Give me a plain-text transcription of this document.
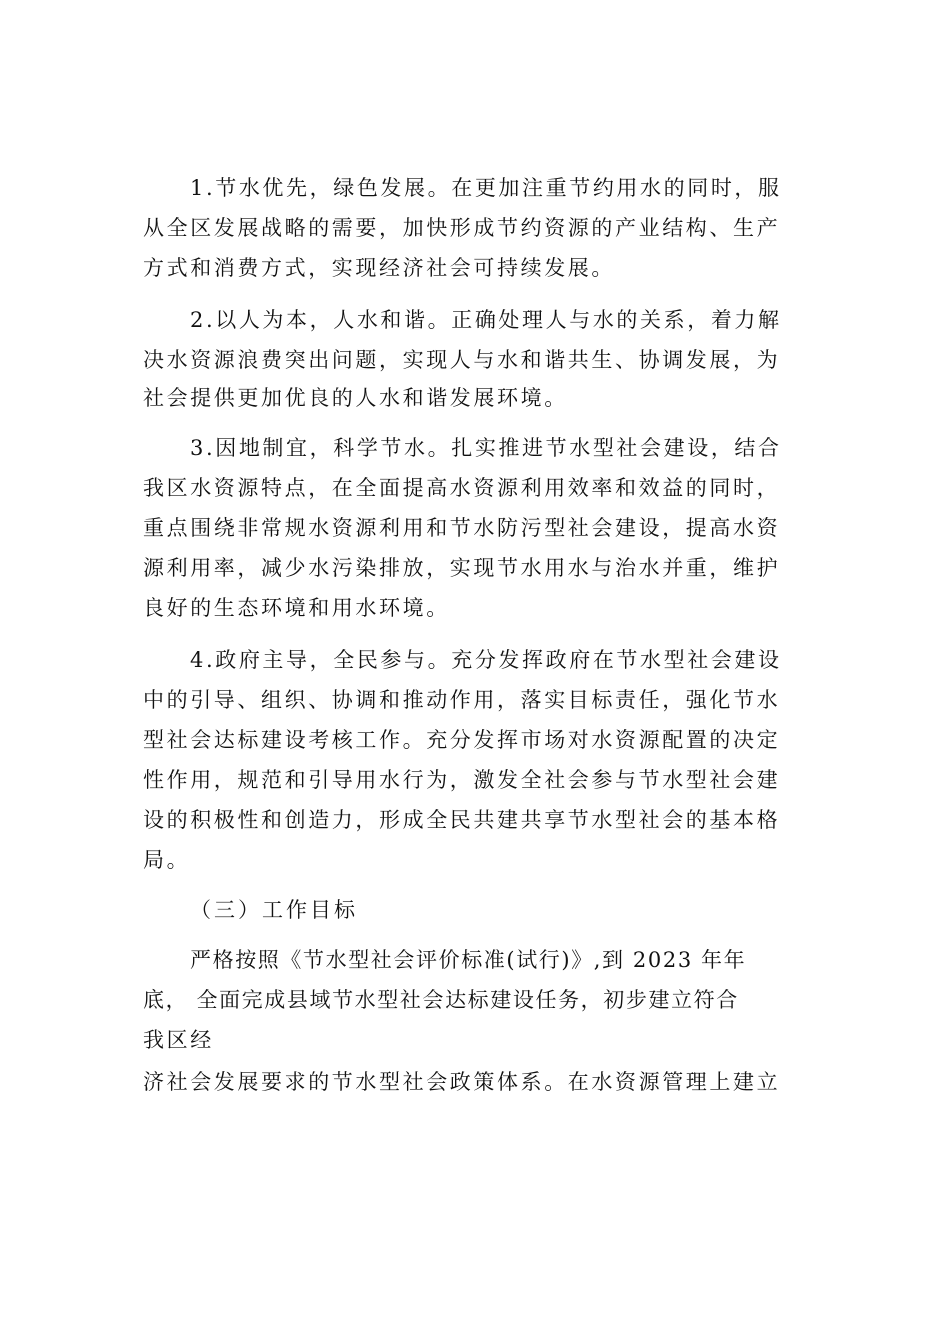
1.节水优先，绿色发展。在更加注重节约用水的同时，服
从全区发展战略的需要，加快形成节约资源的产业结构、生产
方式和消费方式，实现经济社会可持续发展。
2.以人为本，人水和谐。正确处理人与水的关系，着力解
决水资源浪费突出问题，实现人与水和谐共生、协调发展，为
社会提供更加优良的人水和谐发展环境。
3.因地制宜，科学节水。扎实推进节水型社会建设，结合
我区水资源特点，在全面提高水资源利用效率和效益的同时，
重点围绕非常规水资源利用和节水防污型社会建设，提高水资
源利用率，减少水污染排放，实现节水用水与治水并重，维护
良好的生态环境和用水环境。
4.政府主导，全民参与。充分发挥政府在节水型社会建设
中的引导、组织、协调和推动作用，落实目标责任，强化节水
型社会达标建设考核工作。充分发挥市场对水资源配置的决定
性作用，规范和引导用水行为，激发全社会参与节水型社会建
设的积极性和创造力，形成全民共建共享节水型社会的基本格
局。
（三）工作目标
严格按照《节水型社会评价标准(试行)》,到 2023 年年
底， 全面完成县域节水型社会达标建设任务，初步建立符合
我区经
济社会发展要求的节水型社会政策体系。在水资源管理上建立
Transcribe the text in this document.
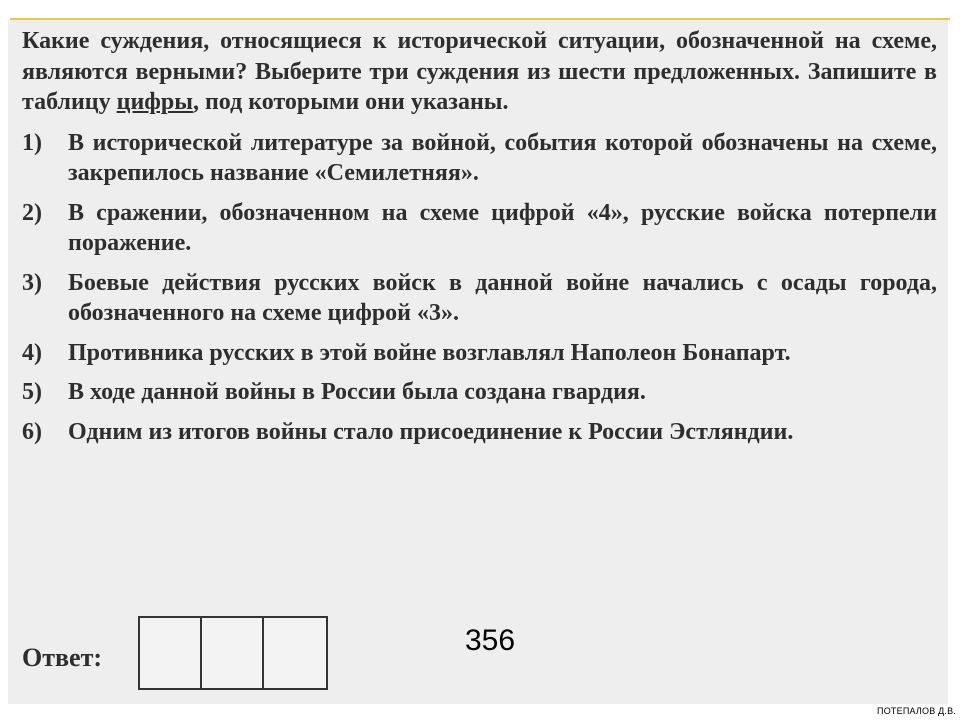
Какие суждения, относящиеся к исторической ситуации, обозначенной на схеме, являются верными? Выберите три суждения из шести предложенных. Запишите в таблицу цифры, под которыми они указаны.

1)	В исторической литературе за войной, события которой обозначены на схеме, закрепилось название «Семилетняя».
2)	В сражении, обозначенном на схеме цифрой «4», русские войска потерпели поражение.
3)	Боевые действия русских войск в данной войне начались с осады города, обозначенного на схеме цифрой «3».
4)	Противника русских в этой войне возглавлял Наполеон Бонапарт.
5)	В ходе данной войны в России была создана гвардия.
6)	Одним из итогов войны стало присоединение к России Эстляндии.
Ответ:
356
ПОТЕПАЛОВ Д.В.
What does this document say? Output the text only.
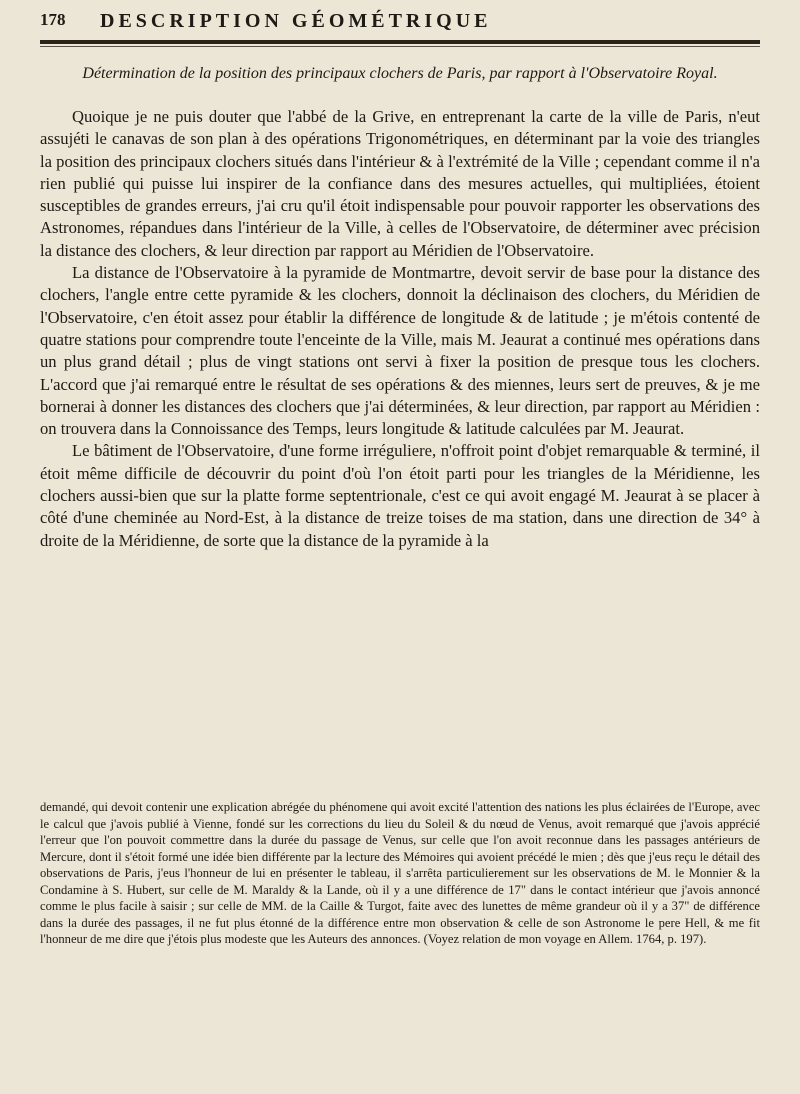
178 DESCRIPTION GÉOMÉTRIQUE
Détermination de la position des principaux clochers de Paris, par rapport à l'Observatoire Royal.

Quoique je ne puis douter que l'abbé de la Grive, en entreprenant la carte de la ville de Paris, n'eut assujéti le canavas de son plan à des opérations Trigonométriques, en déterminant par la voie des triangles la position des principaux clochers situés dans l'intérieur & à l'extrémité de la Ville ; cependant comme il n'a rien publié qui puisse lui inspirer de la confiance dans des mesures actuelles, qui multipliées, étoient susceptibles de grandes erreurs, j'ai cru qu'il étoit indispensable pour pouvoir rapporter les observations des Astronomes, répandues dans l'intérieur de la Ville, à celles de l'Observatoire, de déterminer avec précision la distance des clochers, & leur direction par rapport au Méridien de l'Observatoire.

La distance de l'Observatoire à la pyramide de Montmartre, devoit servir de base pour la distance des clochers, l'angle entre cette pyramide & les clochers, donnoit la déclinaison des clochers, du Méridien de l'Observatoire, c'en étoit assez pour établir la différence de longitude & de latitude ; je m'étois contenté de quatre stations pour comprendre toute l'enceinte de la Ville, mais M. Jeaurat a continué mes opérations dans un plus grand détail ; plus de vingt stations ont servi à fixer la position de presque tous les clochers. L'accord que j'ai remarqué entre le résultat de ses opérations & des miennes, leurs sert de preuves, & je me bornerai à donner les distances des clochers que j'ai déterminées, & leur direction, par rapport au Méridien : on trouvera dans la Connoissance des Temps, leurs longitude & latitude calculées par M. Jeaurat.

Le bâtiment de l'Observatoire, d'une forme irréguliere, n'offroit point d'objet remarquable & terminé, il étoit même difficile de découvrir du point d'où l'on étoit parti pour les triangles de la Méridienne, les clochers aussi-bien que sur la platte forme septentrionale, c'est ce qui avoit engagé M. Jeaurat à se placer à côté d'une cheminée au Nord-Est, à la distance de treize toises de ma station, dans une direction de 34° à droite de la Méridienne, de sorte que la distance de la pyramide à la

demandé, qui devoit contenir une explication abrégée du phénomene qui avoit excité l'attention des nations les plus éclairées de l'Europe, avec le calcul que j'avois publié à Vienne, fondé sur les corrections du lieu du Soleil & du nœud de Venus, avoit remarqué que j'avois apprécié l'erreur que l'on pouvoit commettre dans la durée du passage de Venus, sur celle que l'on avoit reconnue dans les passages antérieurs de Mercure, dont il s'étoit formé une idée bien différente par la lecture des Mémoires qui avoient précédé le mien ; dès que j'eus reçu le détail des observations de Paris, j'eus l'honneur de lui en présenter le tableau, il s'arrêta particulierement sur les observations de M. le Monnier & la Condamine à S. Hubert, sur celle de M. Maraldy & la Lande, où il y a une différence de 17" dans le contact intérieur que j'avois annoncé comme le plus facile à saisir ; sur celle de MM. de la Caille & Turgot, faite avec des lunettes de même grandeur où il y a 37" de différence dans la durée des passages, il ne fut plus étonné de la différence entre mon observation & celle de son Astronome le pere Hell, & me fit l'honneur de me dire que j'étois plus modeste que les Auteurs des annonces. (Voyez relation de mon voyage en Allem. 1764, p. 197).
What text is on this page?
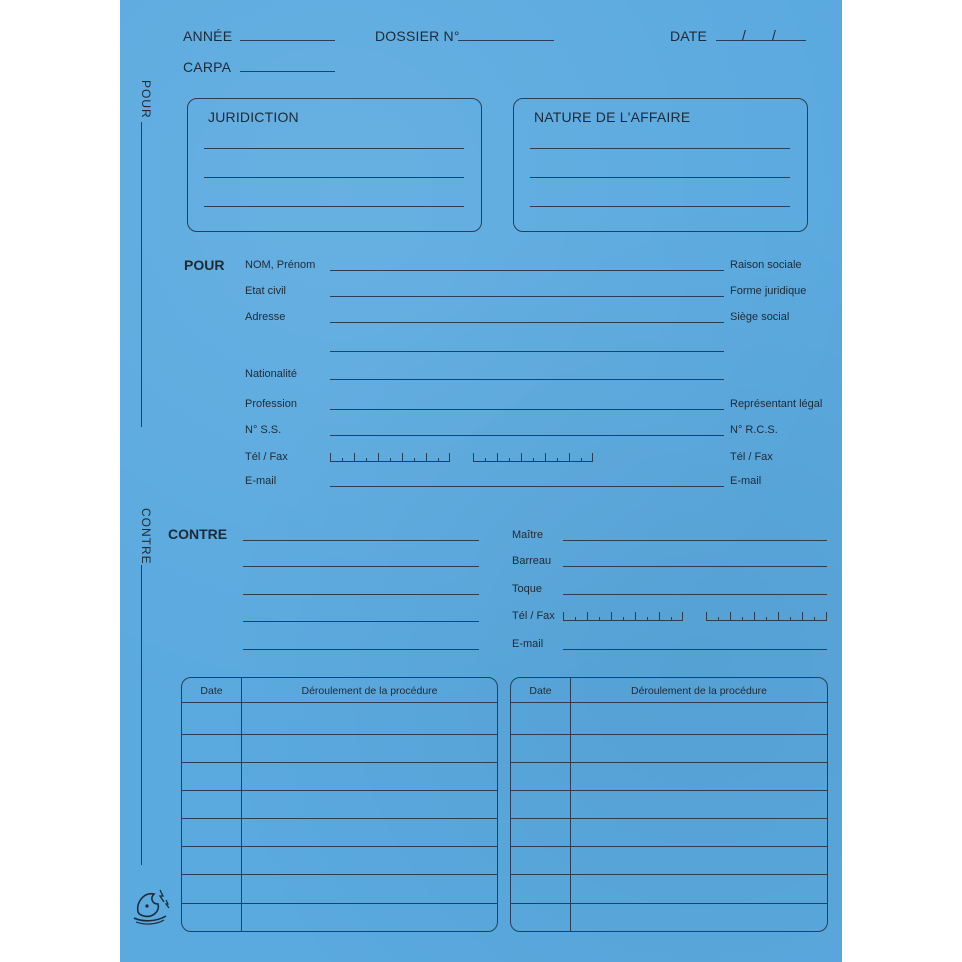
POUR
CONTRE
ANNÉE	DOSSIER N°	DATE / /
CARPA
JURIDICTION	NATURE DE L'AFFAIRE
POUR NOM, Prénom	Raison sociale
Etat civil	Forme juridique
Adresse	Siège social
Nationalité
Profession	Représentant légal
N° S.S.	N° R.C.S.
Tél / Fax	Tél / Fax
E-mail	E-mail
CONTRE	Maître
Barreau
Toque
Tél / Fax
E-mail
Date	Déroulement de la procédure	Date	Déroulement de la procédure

_ _ _

*Problem*:
Above are records with pictures; repeat the records exactly and leave the pictures out.

*Answer to this task*:
Give me a plain-text transcription of this document.
1.节水优先，绿色发展。在更加注重节约用水的同时，服
从全区发展战略的需要，加快形成节约资源的产业结构、生产
方式和消费方式，实现经济社会可持续发展。
2.以人为本，人水和谐。正确处理人与水的关系，着力解
决水资源浪费突出问题，实现人与水和谐共生、协调发展，为
社会提供更加优良的人水和谐发展环境。
3.因地制宜，科学节水。扎实推进节水型社会建设，结合
我区水资源特点，在全面提高水资源利用效率和效益的同时，
重点围绕非常规水资源利用和节水防污型社会建设，提高水资
源利用率，减少水污染排放，实现节水用水与治水并重，维护
良好的生态环境和用水环境。
4.政府主导，全民参与。充分发挥政府在节水型社会建设
中的引导、组织、协调和推动作用，落实目标责任，强化节水
型社会达标建设考核工作。充分发挥市场对水资源配置的决定
性作用，规范和引导用水行为，激发全社会参与节水型社会建
设的积极性和创造力，形成全民共建共享节水型社会的基本格
局。
（三）工作目标
严格按照《节水型社会评价标准(试行)》,到 2023 年年
底， 全面完成县域节水型社会达标建设任务，初步建立符合
我区经
济社会发展要求的节水型社会政策体系。在水资源管理上建立
Transcribe the text in this document.
Какие суждения, относящиеся к исторической ситуации, обозначенной на схеме, являются верными? Выберите три суждения из шести предложенных. Запишите в таблицу цифры, под которыми они указаны.

1)	В исторической литературе за войной, события которой обозначены на схеме, закрепилось название «Семилетняя».
2)	В сражении, обозначенном на схеме цифрой «4», русские войска потерпели поражение.
3)	Боевые действия русских войск в данной войне начались с осады города, обозначенного на схеме цифрой «3».
4)	Противника русских в этой войне возглавлял Наполеон Бонапарт.
5)	В ходе данной войны в России была создана гвардия.
6)	Одним из итогов войны стало присоединение к России Эстляндии.
Ответ:
356
ПОТЕПАЛОВ Д.В.
What does this document say? Output the text only.
178 DESCRIPTION GÉOMÉTRIQUE
Détermination de la position des principaux clochers de Paris, par rapport à l'Observatoire Royal.

Quoique je ne puis douter que l'abbé de la Grive, en entreprenant la carte de la ville de Paris, n'eut assujéti le canavas de son plan à des opérations Trigonométriques, en déterminant par la voie des triangles la position des principaux clochers situés dans l'intérieur & à l'extrémité de la Ville ; cependant comme il n'a rien publié qui puisse lui inspirer de la confiance dans des mesures actuelles, qui multipliées, étoient susceptibles de grandes erreurs, j'ai cru qu'il étoit indispensable pour pouvoir rapporter les observations des Astronomes, répandues dans l'intérieur de la Ville, à celles de l'Observatoire, de déterminer avec précision la distance des clochers, & leur direction par rapport au Méridien de l'Observatoire.

La distance de l'Observatoire à la pyramide de Montmartre, devoit servir de base pour la distance des clochers, l'angle entre cette pyramide & les clochers, donnoit la déclinaison des clochers, du Méridien de l'Observatoire, c'en étoit assez pour établir la différence de longitude & de latitude ; je m'étois contenté de quatre stations pour comprendre toute l'enceinte de la Ville, mais M. Jeaurat a continué mes opérations dans un plus grand détail ; plus de vingt stations ont servi à fixer la position de presque tous les clochers. L'accord que j'ai remarqué entre le résultat de ses opérations & des miennes, leurs sert de preuves, & je me bornerai à donner les distances des clochers que j'ai déterminées, & leur direction, par rapport au Méridien : on trouvera dans la Connoissance des Temps, leurs longitude & latitude calculées par M. Jeaurat.

Le bâtiment de l'Observatoire, d'une forme irréguliere, n'offroit point d'objet remarquable & terminé, il étoit même difficile de découvrir du point d'où l'on étoit parti pour les triangles de la Méridienne, les clochers aussi-bien que sur la platte forme septentrionale, c'est ce qui avoit engagé M. Jeaurat à se placer à côté d'une cheminée au Nord-Est, à la distance de treize toises de ma station, dans une direction de 34° à droite de la Méridienne, de sorte que la distance de la pyramide à la

demandé, qui devoit contenir une explication abrégée du phénomene qui avoit excité l'attention des nations les plus éclairées de l'Europe, avec le calcul que j'avois publié à Vienne, fondé sur les corrections du lieu du Soleil & du nœud de Venus, avoit remarqué que j'avois apprécié l'erreur que l'on pouvoit commettre dans la durée du passage de Venus, sur celle que l'on avoit reconnue dans les passages antérieurs de Mercure, dont il s'étoit formé une idée bien différente par la lecture des Mémoires qui avoient précédé le mien ; dès que j'eus reçu le détail des observations de Paris, j'eus l'honneur de lui en présenter le tableau, il s'arrêta particulierement sur les observations de M. le Monnier & la Condamine à S. Hubert, sur celle de M. Maraldy & la Lande, où il y a une différence de 17" dans le contact intérieur que j'avois annoncé comme le plus facile à saisir ; sur celle de MM. de la Caille & Turgot, faite avec des lunettes de même grandeur où il y a 37" de différence dans la durée des passages, il ne fut plus étonné de la différence entre mon observation & celle de son Astronome le pere Hell, & me fit l'honneur de me dire que j'étois plus modeste que les Auteurs des annonces. (Voyez relation de mon voyage en Allem. 1764, p. 197).
What text is on this page?
POUR
CONTRE
ANNÉE	DOSSIER N°	DATE / /
CARPA
JURIDICTION	NATURE DE L'AFFAIRE
POUR NOM, Prénom	Raison sociale
Etat civil	Forme juridique
Adresse	Siège social
Nationalité
Profession	Représentant légal
N° S.S.	N° R.C.S.
Tél / Fax	Tél / Fax
E-mail	E-mail
CONTRE	Maître
Barreau
Toque
Tél / Fax
E-mail
Date	Déroulement de la procédure	Date	Déroulement de la procédure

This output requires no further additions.